Task: Recast the lines from the one containing "data-point[interactable] <box>462 718" through the one containing "legend-item[interactable]: 行业中位数 <box>335 513", both included, as a Markdown table with the columns No. and Line, numbering the rows and omitting any blank lines.

Records for this task:
━━━━━━━━━━
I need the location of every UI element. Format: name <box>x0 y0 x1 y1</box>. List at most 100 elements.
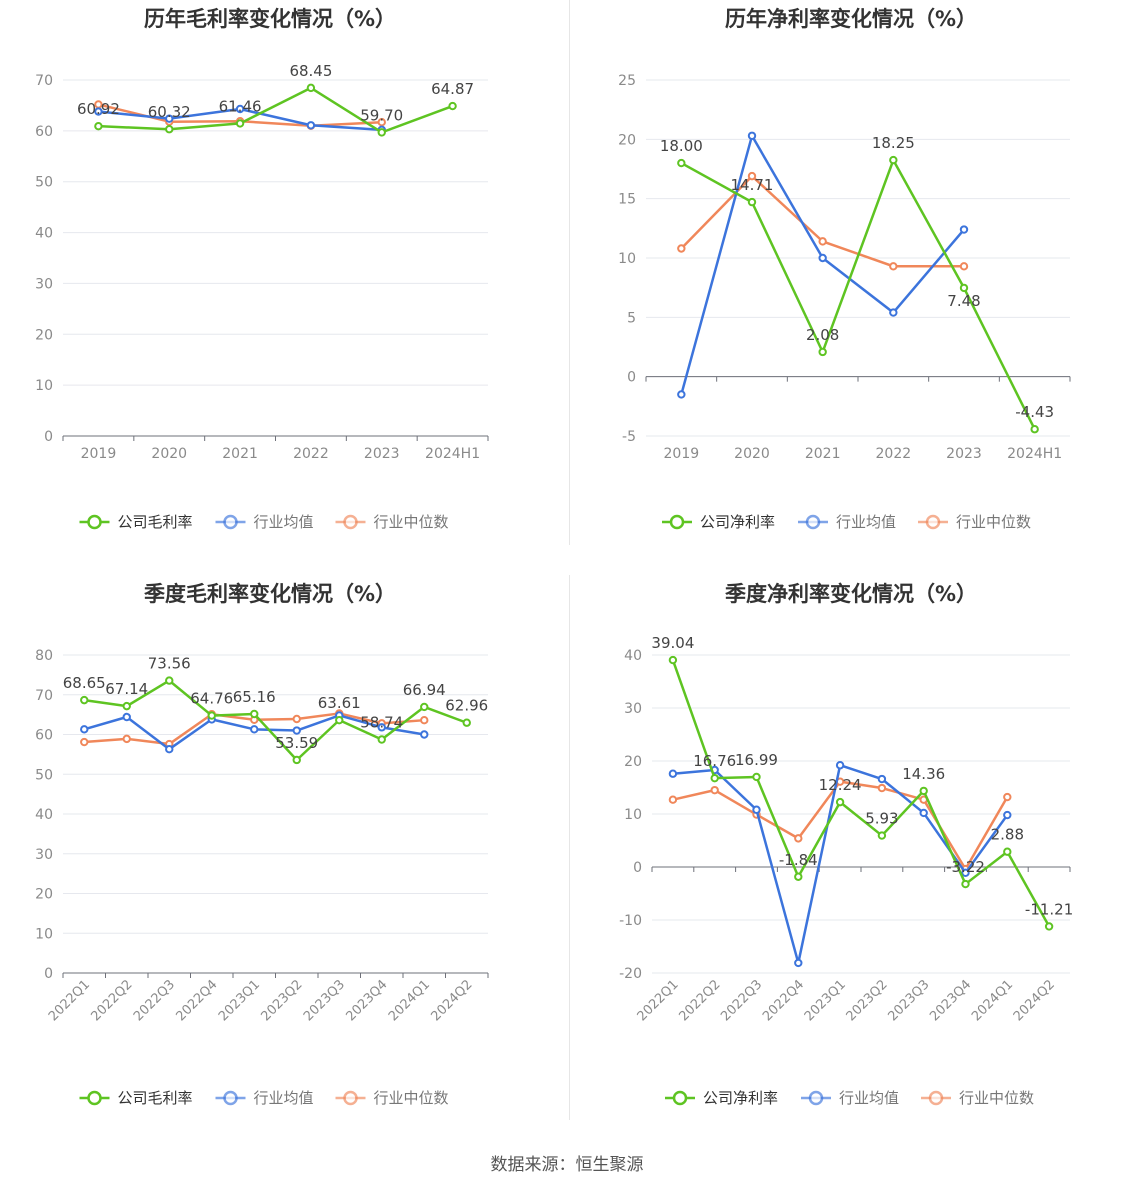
data-point[interactable] <box>462 718 471 727</box>
data-point[interactable] <box>250 725 259 734</box>
data-point[interactable] <box>710 785 719 795</box>
legend-item[interactable]: 行业中位数 <box>918 513 1031 531</box>
data-point[interactable] <box>877 774 887 784</box>
data-point[interactable] <box>710 773 719 783</box>
x-tick-label: 2023Q2 <box>258 977 305 1024</box>
data-point[interactable] <box>80 737 89 747</box>
data-point[interactable] <box>959 225 969 234</box>
legend-item[interactable]: 行业均值 <box>215 513 314 531</box>
data-point[interactable] <box>677 158 686 168</box>
data-point[interactable] <box>818 253 827 263</box>
legend-item[interactable]: 公司毛利率 <box>79 1089 193 1107</box>
legend-item[interactable]: 行业中位数 <box>335 1089 449 1107</box>
data-point[interactable] <box>747 171 757 181</box>
data-point[interactable] <box>292 726 301 735</box>
x-tick-label: 2023Q2 <box>844 977 891 1024</box>
data-point[interactable] <box>889 262 898 271</box>
data-point[interactable] <box>1030 425 1039 434</box>
data-point[interactable] <box>80 725 89 734</box>
data-point[interactable] <box>959 283 969 293</box>
data-point[interactable] <box>420 715 429 725</box>
data-point[interactable] <box>94 121 103 131</box>
x-tick-label: 2022 <box>293 446 329 462</box>
data-point[interactable] <box>1003 847 1012 856</box>
data-point[interactable] <box>818 237 827 246</box>
data-point[interactable] <box>80 695 89 705</box>
legend-item[interactable]: 行业中位数 <box>335 513 449 531</box>
data-label: -3.22 <box>946 858 985 876</box>
data-point[interactable] <box>889 308 898 317</box>
data-point[interactable] <box>292 714 301 724</box>
legend-item[interactable]: 公司净利率 <box>662 513 775 531</box>
data-point[interactable] <box>420 730 429 739</box>
data-point[interactable] <box>306 83 316 93</box>
data-label: 18.25 <box>872 134 915 152</box>
data-point[interactable] <box>377 735 386 744</box>
data-point[interactable] <box>335 715 344 725</box>
legend-item[interactable]: 行业中位数 <box>921 1089 1034 1107</box>
data-point[interactable] <box>794 872 803 881</box>
data-point[interactable] <box>668 795 678 804</box>
data-point[interactable] <box>835 761 845 770</box>
legend-item[interactable]: 行业均值 <box>801 1089 899 1107</box>
data-point[interactable] <box>677 390 686 399</box>
data-point[interactable] <box>835 797 845 807</box>
series-line-company <box>671 659 1051 928</box>
data-point[interactable] <box>235 119 245 128</box>
data-point[interactable] <box>919 786 928 796</box>
data-point[interactable] <box>1003 810 1012 820</box>
data-point[interactable] <box>377 128 386 137</box>
circle-line-icon <box>223 514 238 530</box>
data-label: 16.99 <box>735 751 778 769</box>
data-point[interactable] <box>122 712 131 722</box>
data-point[interactable] <box>1044 922 1054 931</box>
data-point[interactable] <box>794 834 803 843</box>
data-point[interactable] <box>889 155 898 165</box>
x-tick-label: 2022Q3 <box>131 977 178 1024</box>
data-point[interactable] <box>919 808 928 818</box>
data-label: -1.84 <box>779 851 818 869</box>
data-point[interactable] <box>1003 792 1012 802</box>
quarterly-net-margin-chart: 季度净利率变化情况（%） -20 -10 0 10 20 30 40 2022Q1 2022Q2 2… <box>567 575 1134 1150</box>
data-point[interactable] <box>250 709 259 719</box>
data-point[interactable] <box>668 655 678 665</box>
data-point[interactable] <box>165 114 174 123</box>
data-label: 18.00 <box>660 137 703 155</box>
data-point[interactable] <box>747 131 757 140</box>
legend-item[interactable]: 行业均值 <box>215 1089 314 1107</box>
y-tick-label: 20 <box>35 327 53 343</box>
data-point[interactable] <box>207 711 216 720</box>
data-point[interactable] <box>752 805 761 814</box>
data-point[interactable] <box>877 831 887 840</box>
data-point[interactable] <box>292 755 301 765</box>
data-point[interactable] <box>794 958 803 968</box>
data-point[interactable] <box>677 244 686 253</box>
data-point[interactable] <box>165 676 174 685</box>
legend-label: 行业中位数 <box>374 1089 449 1107</box>
data-point[interactable] <box>818 347 827 357</box>
data-point[interactable] <box>377 118 386 127</box>
data-point[interactable] <box>961 868 970 878</box>
data-point[interactable] <box>448 101 457 111</box>
data-point[interactable] <box>668 769 678 778</box>
data-point[interactable] <box>122 701 131 711</box>
data-point[interactable] <box>122 734 131 744</box>
data-point[interactable] <box>420 702 429 712</box>
data-point[interactable] <box>165 745 174 754</box>
legend-item[interactable]: 行业均值 <box>798 513 896 531</box>
legend-item[interactable]: 公司毛利率 <box>79 513 193 531</box>
x-tick-label: 2019 <box>664 446 700 462</box>
legend-item[interactable]: 公司净利率 <box>665 1089 778 1107</box>
data-point[interactable] <box>165 125 174 134</box>
legend-label: 公司毛利率 <box>118 513 193 531</box>
data-point[interactable] <box>235 104 245 114</box>
data-point[interactable] <box>959 262 969 271</box>
data-point[interactable] <box>752 772 761 782</box>
data-point[interactable] <box>306 121 316 130</box>
data-point[interactable] <box>747 197 757 207</box>
data-point[interactable] <box>94 107 103 116</box>
data-point[interactable] <box>961 879 970 889</box>
data-point[interactable] <box>877 783 887 793</box>
y-tick-label: 70 <box>35 688 53 704</box>
data-point[interactable] <box>377 723 386 732</box>
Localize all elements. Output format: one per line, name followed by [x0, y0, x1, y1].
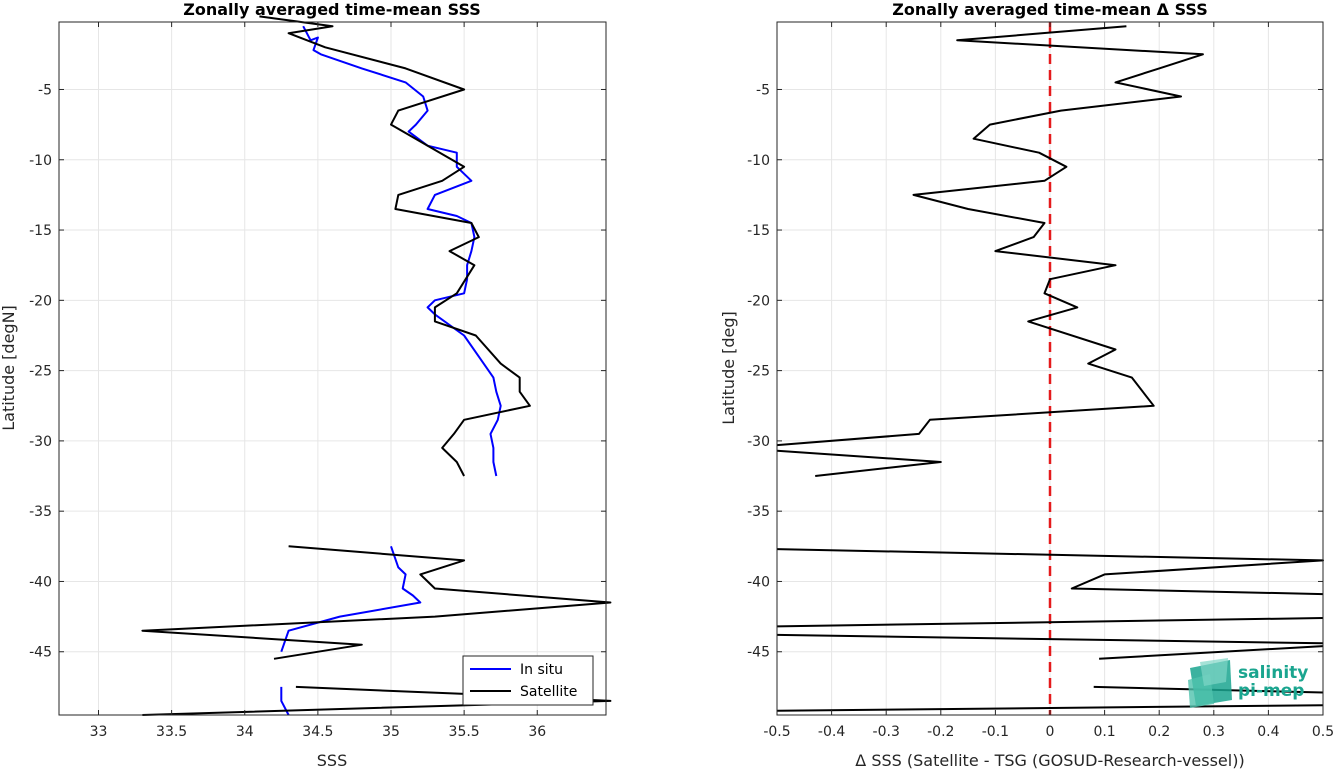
- legend-label-in-situ: In situ: [520, 662, 563, 678]
- left-chart-title: Zonally averaged time-mean SSS: [183, 0, 481, 19]
- right-x-tick-label: 0.5: [1312, 724, 1334, 740]
- logo-line2: pi-mep: [1238, 681, 1304, 701]
- left-x-tick-label: 33.5: [156, 724, 187, 740]
- left-plot-frame: [58, 21, 607, 716]
- legend-box: [462, 655, 594, 706]
- right-x-tick-label: -0.5: [763, 724, 790, 740]
- left-y-tick-label: -40: [29, 574, 52, 590]
- right-y-tick-label: -10: [747, 153, 770, 169]
- left-y-tick-label: -25: [29, 364, 52, 380]
- right-chart-title: Zonally averaged time-mean Δ SSS: [892, 0, 1208, 19]
- right-x-axis-label: Δ SSS (Satellite - TSG (GOSUD-Research-v…: [855, 751, 1244, 769]
- right-y-axis-label: Latitude [deg]: [719, 311, 738, 425]
- right-x-tick-label: -0.3: [873, 724, 900, 740]
- right-series-delta-segment: [776, 25, 1204, 447]
- left-x-tick-label: 35.5: [449, 724, 480, 740]
- left-y-tick-label: -30: [29, 434, 52, 450]
- logo-mark-icon: [1188, 658, 1232, 708]
- left-x-tick-label: 35: [382, 724, 400, 740]
- right-y-tick-label: -20: [747, 293, 770, 309]
- left-x-tick-label: 34.5: [302, 724, 333, 740]
- right-y-tick-label: -5: [756, 82, 770, 98]
- right-x-tick-label: 0.1: [1093, 724, 1115, 740]
- left-chart: Zonally averaged time-mean SSS 33 33.5 34 3…: [0, 0, 612, 769]
- right-y-tick-label: -15: [747, 223, 770, 239]
- salinity-pi-mep-logo: salinity pi-mep: [1188, 658, 1308, 708]
- right-x-ticks: -0.5 -0.4 -0.3 -0.2 -0.1 0 0.1 0.2 0.3 0.4 0.5: [763, 22, 1334, 740]
- right-x-tick-label: -0.2: [927, 724, 954, 740]
- right-y-ticks: -5 -10 -15 -20 -25 -30 -35 -40 -45: [747, 82, 1323, 661]
- logo-line1: salinity: [1238, 663, 1308, 683]
- right-y-tick-label: -35: [747, 504, 770, 520]
- right-series-delta-segment: [776, 449, 942, 477]
- right-y-tick-label: -25: [747, 364, 770, 380]
- left-y-tick-label: -15: [29, 223, 52, 239]
- right-x-tick-label: 0.4: [1257, 724, 1279, 740]
- left-y-tick-label: -35: [29, 504, 52, 520]
- left-x-tick-label: 36: [528, 724, 546, 740]
- right-y-tick-label: -40: [747, 574, 770, 590]
- right-series-delta-segment: [776, 704, 1324, 712]
- right-series-delta-segment: [776, 617, 1324, 628]
- left-series-in-situ-segment: [280, 545, 422, 653]
- left-x-tick-label: 33: [90, 724, 108, 740]
- left-y-tick-label: -45: [29, 645, 52, 661]
- right-series-delta-segment: [1099, 645, 1324, 660]
- legend: In situ Satellite: [462, 655, 594, 706]
- left-x-ticks: 33 33.5 34 34.5 35 35.5 36: [90, 22, 546, 740]
- right-series-delta-segment: [776, 633, 1324, 645]
- right-x-tick-label: 0: [1046, 724, 1055, 740]
- right-x-tick-label: -0.4: [818, 724, 845, 740]
- right-series-delta-segment: [776, 548, 1324, 596]
- right-x-tick-label: 0.2: [1148, 724, 1170, 740]
- left-y-tick-label: -20: [29, 293, 52, 309]
- right-y-tick-label: -30: [747, 434, 770, 450]
- left-series-satellite-segment: [141, 545, 612, 660]
- left-grid: [59, 22, 606, 715]
- right-y-tick-label: -45: [747, 645, 770, 661]
- left-y-tick-label: -10: [29, 153, 52, 169]
- left-y-axis-label: Latitude [degN]: [0, 305, 18, 431]
- left-x-tick-label: 34: [236, 724, 254, 740]
- left-y-ticks: -5 -10 -15 -20 -25 -30 -35 -40 -45: [29, 82, 606, 661]
- right-x-tick-label: 0.3: [1203, 724, 1225, 740]
- left-x-axis-label: SSS: [317, 751, 347, 769]
- right-x-tick-label: -0.1: [982, 724, 1009, 740]
- right-chart: Zonally averaged time-mean Δ SSS -0.5 -0.…: [719, 0, 1334, 769]
- left-y-tick-label: -5: [38, 82, 52, 98]
- right-series-lines: [776, 22, 1324, 715]
- legend-label-satellite: Satellite: [520, 684, 577, 700]
- left-series-satellite-segment: [259, 15, 531, 477]
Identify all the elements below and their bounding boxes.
━━━━━━━━━━
Answer to the problem:
| No. | Line |
|---|---|
| 1 | data-point[interactable] <box>462 718 471 727</box> |
| 2 | data-point[interactable] <box>250 725 259 734</box> |
| 3 | data-point[interactable] <box>710 785 719 795</box> |
| 4 | legend-item[interactable]: 行业中位数 <box>918 513 1031 531</box> |
| 5 | data-point[interactable] <box>877 774 887 784</box> |
| 6 | data-point[interactable] <box>710 773 719 783</box> |
| 7 | x-tick-label: 2023Q2 <box>258 977 305 1024</box> |
| 8 | data-point[interactable] <box>80 737 89 747</box> |
| 9 | data-point[interactable] <box>959 225 969 234</box> |
| 10 | legend-item[interactable]: 行业均值 <box>215 513 314 531</box> |
| 11 | data-point[interactable] <box>677 158 686 168</box> |
| 12 | data-point[interactable] <box>818 253 827 263</box> |
| 13 | legend-item[interactable]: 公司毛利率 <box>79 1089 193 1107</box> |
| 14 | legend-item[interactable]: 行业中位数 <box>335 1089 449 1107</box> |
| 15 | data-point[interactable] <box>747 171 757 181</box> |
| 16 | data-point[interactable] <box>292 726 301 735</box> |
| 17 | x-tick-label: 2023Q2 <box>844 977 891 1024</box> |
| 18 | data-point[interactable] <box>889 262 898 271</box> |
| 19 | data-point[interactable] <box>1030 425 1039 434</box> |
| 20 | data-point[interactable] <box>80 725 89 734</box> |
| 21 | data-point[interactable] <box>959 283 969 293</box> |
| 22 | data-point[interactable] <box>420 715 429 725</box> |
| 23 | data-point[interactable] <box>94 121 103 131</box> |
| 24 | x-tick-label: 2022 <box>293 446 329 462</box> |
| 25 | data-point[interactable] <box>1003 847 1012 856</box> |
| 26 | data-point[interactable] <box>818 237 827 246</box> |
| 27 | data-point[interactable] <box>80 695 89 705</box> |
| 28 | legend-item[interactable]: 行业中位数 <box>335 513 449 531</box> |